Do this
Go through the material below and copy each line where the word "millimoles" appears.

(Figure contents as structured data)
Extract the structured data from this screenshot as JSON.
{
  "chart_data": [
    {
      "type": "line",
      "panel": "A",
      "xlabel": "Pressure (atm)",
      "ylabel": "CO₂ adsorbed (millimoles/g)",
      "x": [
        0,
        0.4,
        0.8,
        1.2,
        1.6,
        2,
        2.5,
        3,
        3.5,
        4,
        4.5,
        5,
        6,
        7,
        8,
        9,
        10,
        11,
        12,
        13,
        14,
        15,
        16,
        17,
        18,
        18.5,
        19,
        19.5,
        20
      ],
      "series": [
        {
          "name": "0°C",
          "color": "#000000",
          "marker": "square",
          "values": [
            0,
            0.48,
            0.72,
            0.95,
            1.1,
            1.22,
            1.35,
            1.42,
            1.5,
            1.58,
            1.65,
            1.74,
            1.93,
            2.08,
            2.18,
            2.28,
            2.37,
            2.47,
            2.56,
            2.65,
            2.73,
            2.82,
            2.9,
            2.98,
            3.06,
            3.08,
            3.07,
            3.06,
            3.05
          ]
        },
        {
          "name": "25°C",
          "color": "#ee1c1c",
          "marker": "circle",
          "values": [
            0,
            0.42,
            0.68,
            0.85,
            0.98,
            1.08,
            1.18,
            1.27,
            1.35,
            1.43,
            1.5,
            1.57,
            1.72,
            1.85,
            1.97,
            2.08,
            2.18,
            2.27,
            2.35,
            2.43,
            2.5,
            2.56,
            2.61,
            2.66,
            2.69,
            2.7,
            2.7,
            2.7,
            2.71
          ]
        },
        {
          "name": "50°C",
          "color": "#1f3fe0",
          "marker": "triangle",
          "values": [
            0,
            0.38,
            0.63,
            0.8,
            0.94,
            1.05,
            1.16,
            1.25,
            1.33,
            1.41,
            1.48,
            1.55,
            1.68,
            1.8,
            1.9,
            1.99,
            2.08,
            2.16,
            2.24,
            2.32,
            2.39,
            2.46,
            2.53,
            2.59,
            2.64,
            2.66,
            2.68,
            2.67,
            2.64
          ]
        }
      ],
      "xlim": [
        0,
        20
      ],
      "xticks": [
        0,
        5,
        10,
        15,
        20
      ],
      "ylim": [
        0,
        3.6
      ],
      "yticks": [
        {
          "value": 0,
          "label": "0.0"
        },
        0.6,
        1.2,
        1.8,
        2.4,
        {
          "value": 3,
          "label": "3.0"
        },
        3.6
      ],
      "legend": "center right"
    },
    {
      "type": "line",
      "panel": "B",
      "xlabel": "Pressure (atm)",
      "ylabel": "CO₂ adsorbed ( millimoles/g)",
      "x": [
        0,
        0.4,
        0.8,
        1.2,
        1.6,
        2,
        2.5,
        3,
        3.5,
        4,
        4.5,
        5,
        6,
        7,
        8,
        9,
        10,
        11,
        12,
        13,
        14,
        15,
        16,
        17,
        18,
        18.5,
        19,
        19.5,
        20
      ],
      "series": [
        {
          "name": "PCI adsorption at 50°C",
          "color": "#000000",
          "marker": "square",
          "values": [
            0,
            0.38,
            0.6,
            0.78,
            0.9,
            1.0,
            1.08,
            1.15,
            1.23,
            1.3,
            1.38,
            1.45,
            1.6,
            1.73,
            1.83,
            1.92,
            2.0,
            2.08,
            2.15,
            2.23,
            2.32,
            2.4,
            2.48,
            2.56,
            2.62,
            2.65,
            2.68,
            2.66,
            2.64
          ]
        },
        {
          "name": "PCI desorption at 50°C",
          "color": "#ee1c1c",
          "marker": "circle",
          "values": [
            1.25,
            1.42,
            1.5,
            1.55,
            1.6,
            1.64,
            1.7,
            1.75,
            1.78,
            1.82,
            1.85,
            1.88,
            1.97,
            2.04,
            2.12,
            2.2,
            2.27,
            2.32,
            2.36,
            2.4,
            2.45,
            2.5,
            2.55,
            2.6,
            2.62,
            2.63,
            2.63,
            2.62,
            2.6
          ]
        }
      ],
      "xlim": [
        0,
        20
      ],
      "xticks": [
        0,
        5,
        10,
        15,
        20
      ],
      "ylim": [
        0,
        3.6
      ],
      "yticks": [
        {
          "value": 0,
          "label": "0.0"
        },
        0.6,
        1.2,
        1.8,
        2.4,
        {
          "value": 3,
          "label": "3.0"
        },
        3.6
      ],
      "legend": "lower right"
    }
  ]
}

Task output
      "ylabel": "CO₂ adsorbed (millimoles/g)",
      "ylabel": "CO₂ adsorbed ( millimoles/g)",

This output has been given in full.